>>>

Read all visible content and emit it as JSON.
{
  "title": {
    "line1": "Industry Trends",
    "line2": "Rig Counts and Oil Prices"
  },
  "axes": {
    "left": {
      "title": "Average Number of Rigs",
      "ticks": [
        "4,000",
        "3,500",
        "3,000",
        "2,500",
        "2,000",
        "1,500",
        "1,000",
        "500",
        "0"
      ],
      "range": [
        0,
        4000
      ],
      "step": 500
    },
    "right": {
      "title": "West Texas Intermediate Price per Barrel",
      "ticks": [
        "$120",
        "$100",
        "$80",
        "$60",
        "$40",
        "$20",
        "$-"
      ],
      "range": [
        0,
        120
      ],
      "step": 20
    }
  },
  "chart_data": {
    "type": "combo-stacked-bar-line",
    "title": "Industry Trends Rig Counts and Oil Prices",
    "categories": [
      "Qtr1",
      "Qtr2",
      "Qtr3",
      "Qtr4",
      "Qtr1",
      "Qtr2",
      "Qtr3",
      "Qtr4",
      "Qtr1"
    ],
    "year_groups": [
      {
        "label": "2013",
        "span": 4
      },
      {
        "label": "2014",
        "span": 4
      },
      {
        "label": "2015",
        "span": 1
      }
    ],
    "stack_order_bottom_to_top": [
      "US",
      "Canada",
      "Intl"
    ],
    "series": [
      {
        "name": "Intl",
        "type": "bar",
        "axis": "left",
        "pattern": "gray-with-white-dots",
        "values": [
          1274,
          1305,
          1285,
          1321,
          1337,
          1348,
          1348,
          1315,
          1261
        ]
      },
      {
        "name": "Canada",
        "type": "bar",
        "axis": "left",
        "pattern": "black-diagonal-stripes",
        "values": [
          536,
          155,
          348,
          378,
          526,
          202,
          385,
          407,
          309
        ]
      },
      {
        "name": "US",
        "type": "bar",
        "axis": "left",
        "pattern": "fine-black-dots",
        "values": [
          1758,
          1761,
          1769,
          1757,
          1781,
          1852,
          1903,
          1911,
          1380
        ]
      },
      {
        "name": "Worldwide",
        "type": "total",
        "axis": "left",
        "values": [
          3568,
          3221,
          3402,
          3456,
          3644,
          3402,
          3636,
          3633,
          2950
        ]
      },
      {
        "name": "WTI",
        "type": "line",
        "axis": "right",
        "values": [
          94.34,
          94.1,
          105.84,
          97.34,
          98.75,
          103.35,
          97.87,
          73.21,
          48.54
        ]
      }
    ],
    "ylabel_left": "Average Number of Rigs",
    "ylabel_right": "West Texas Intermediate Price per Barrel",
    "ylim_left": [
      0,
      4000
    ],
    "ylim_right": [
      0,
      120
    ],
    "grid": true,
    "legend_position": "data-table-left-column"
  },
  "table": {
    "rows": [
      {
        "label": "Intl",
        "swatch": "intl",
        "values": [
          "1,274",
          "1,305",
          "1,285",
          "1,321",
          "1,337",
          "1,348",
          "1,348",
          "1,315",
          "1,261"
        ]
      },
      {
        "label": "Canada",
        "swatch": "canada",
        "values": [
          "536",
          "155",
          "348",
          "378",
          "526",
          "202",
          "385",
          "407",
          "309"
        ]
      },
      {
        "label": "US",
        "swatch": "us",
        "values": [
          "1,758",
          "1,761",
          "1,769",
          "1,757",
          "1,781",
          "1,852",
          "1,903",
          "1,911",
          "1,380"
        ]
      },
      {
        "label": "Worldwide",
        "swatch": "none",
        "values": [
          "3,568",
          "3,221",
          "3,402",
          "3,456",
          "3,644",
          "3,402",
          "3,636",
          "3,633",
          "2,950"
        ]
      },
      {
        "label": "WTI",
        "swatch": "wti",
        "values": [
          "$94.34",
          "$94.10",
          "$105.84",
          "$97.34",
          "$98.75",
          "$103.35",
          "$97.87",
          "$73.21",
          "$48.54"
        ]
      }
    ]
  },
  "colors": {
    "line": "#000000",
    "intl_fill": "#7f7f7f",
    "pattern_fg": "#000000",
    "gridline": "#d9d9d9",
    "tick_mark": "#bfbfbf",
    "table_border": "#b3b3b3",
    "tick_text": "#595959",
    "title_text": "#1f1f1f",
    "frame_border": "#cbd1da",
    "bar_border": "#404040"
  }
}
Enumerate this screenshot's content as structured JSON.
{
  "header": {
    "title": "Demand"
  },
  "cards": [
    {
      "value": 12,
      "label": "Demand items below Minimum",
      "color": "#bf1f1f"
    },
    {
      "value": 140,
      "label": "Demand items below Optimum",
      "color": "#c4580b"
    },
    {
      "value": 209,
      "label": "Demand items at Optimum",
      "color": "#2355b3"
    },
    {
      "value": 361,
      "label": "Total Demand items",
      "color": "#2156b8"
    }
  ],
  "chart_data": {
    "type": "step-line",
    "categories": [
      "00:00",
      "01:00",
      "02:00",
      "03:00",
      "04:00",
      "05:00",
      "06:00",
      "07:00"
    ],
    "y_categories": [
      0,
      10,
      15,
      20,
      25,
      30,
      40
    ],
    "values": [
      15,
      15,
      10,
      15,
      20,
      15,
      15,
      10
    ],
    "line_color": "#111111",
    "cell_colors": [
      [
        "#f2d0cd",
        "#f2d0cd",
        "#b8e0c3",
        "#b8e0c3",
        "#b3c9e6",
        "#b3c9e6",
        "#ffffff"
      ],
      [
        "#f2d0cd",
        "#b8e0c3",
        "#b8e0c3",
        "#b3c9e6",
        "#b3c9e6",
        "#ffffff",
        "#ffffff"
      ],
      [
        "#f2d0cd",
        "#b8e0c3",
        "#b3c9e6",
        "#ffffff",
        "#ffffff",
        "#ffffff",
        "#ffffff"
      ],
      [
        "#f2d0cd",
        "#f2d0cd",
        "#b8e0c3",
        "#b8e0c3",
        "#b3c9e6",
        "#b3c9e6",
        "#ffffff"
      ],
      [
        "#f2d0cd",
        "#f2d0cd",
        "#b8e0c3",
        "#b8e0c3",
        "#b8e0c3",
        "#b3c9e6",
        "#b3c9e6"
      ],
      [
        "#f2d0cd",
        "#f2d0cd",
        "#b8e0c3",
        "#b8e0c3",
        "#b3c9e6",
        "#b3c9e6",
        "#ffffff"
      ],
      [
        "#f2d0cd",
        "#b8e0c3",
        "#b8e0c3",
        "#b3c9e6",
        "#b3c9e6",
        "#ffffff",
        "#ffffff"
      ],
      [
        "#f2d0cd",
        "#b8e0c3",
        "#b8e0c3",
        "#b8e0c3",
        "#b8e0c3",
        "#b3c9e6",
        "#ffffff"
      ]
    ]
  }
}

<<<

Exercise objective. Print every record exactly as it was given.

Reply.
Read all visible content and emit it as JSON.
{
  "title": {
    "line1": "Industry Trends",
    "line2": "Rig Counts and Oil Prices"
  },
  "axes": {
    "left": {
      "title": "Average Number of Rigs",
      "ticks": [
        "4,000",
        "3,500",
        "3,000",
        "2,500",
        "2,000",
        "1,500",
        "1,000",
        "500",
        "0"
      ],
      "range": [
        0,
        4000
      ],
      "step": 500
    },
    "right": {
      "title": "West Texas Intermediate Price per Barrel",
      "ticks": [
        "$120",
        "$100",
        "$80",
        "$60",
        "$40",
        "$20",
        "$-"
      ],
      "range": [
        0,
        120
      ],
      "step": 20
    }
  },
  "chart_data": {
    "type": "combo-stacked-bar-line",
    "title": "Industry Trends Rig Counts and Oil Prices",
    "categories": [
      "Qtr1",
      "Qtr2",
      "Qtr3",
      "Qtr4",
      "Qtr1",
      "Qtr2",
      "Qtr3",
      "Qtr4",
      "Qtr1"
    ],
    "year_groups": [
      {
        "label": "2013",
        "span": 4
      },
      {
        "label": "2014",
        "span": 4
      },
      {
        "label": "2015",
        "span": 1
      }
    ],
    "stack_order_bottom_to_top": [
      "US",
      "Canada",
      "Intl"
    ],
    "series": [
      {
        "name": "Intl",
        "type": "bar",
        "axis": "left",
        "pattern": "gray-with-white-dots",
        "values": [
          1274,
          1305,
          1285,
          1321,
          1337,
          1348,
          1348,
          1315,
          1261
        ]
      },
      {
        "name": "Canada",
        "type": "bar",
        "axis": "left",
        "pattern": "black-diagonal-stripes",
        "values": [
          536,
          155,
          348,
          378,
          526,
          202,
          385,
          407,
          309
        ]
      },
      {
        "name": "US",
        "type": "bar",
        "axis": "left",
        "pattern": "fine-black-dots",
        "values": [
          1758,
          1761,
          1769,
          1757,
          1781,
          1852,
          1903,
          1911,
          1380
        ]
      },
      {
        "name": "Worldwide",
        "type": "total",
        "axis": "left",
        "values": [
          3568,
          3221,
          3402,
          3456,
          3644,
          3402,
          3636,
          3633,
          2950
        ]
      },
      {
        "name": "WTI",
        "type": "line",
        "axis": "right",
        "values": [
          94.34,
          94.1,
          105.84,
          97.34,
          98.75,
          103.35,
          97.87,
          73.21,
          48.54
        ]
      }
    ],
    "ylabel_left": "Average Number of Rigs",
    "ylabel_right": "West Texas Intermediate Price per Barrel",
    "ylim_left": [
      0,
      4000
    ],
    "ylim_right": [
      0,
      120
    ],
    "grid": true,
    "legend_position": "data-table-left-column"
  },
  "table": {
    "rows": [
      {
        "label": "Intl",
        "swatch": "intl",
        "values": [
          "1,274",
          "1,305",
          "1,285",
          "1,321",
          "1,337",
          "1,348",
          "1,348",
          "1,315",
          "1,261"
        ]
      },
      {
        "label": "Canada",
        "swatch": "canada",
        "values": [
          "536",
          "155",
          "348",
          "378",
          "526",
          "202",
          "385",
          "407",
          "309"
        ]
      },
      {
        "label": "US",
        "swatch": "us",
        "values": [
          "1,758",
          "1,761",
          "1,769",
          "1,757",
          "1,781",
          "1,852",
          "1,903",
          "1,911",
          "1,380"
        ]
      },
      {
        "label": "Worldwide",
        "swatch": "none",
        "values": [
          "3,568",
          "3,221",
          "3,402",
          "3,456",
          "3,644",
          "3,402",
          "3,636",
          "3,633",
          "2,950"
        ]
      },
      {
        "label": "WTI",
        "swatch": "wti",
        "values": [
          "$94.34",
          "$94.10",
          "$105.84",
          "$97.34",
          "$98.75",
          "$103.35",
          "$97.87",
          "$73.21",
          "$48.54"
        ]
      }
    ]
  },
  "colors": {
    "line": "#000000",
    "intl_fill": "#7f7f7f",
    "pattern_fg": "#000000",
    "gridline": "#d9d9d9",
    "tick_mark": "#bfbfbf",
    "table_border": "#b3b3b3",
    "tick_text": "#595959",
    "title_text": "#1f1f1f",
    "frame_border": "#cbd1da",
    "bar_border": "#404040"
  }
}
Enumerate this screenshot's content as structured JSON.
{
  "header": {
    "title": "Demand"
  },
  "cards": [
    {
      "value": 12,
      "label": "Demand items below Minimum",
      "color": "#bf1f1f"
    },
    {
      "value": 140,
      "label": "Demand items below Optimum",
      "color": "#c4580b"
    },
    {
      "value": 209,
      "label": "Demand items at Optimum",
      "color": "#2355b3"
    },
    {
      "value": 361,
      "label": "Total Demand items",
      "color": "#2156b8"
    }
  ],
  "chart_data": {
    "type": "step-line",
    "categories": [
      "00:00",
      "01:00",
      "02:00",
      "03:00",
      "04:00",
      "05:00",
      "06:00",
      "07:00"
    ],
    "y_categories": [
      0,
      10,
      15,
      20,
      25,
      30,
      40
    ],
    "values": [
      15,
      15,
      10,
      15,
      20,
      15,
      15,
      10
    ],
    "line_color": "#111111",
    "cell_colors": [
      [
        "#f2d0cd",
        "#f2d0cd",
        "#b8e0c3",
        "#b8e0c3",
        "#b3c9e6",
        "#b3c9e6",
        "#ffffff"
      ],
      [
        "#f2d0cd",
        "#b8e0c3",
        "#b8e0c3",
        "#b3c9e6",
        "#b3c9e6",
        "#ffffff",
        "#ffffff"
      ],
      [
        "#f2d0cd",
        "#b8e0c3",
        "#b3c9e6",
        "#ffffff",
        "#ffffff",
        "#ffffff",
        "#ffffff"
      ],
      [
        "#f2d0cd",
        "#f2d0cd",
        "#b8e0c3",
        "#b8e0c3",
        "#b3c9e6",
        "#b3c9e6",
        "#ffffff"
      ],
      [
        "#f2d0cd",
        "#f2d0cd",
        "#b8e0c3",
        "#b8e0c3",
        "#b8e0c3",
        "#b3c9e6",
        "#b3c9e6"
      ],
      [
        "#f2d0cd",
        "#f2d0cd",
        "#b8e0c3",
        "#b8e0c3",
        "#b3c9e6",
        "#b3c9e6",
        "#ffffff"
      ],
      [
        "#f2d0cd",
        "#b8e0c3",
        "#b8e0c3",
        "#b3c9e6",
        "#b3c9e6",
        "#ffffff",
        "#ffffff"
      ],
      [
        "#f2d0cd",
        "#b8e0c3",
        "#b8e0c3",
        "#b8e0c3",
        "#b8e0c3",
        "#b3c9e6",
        "#ffffff"
      ]
    ]
  }
}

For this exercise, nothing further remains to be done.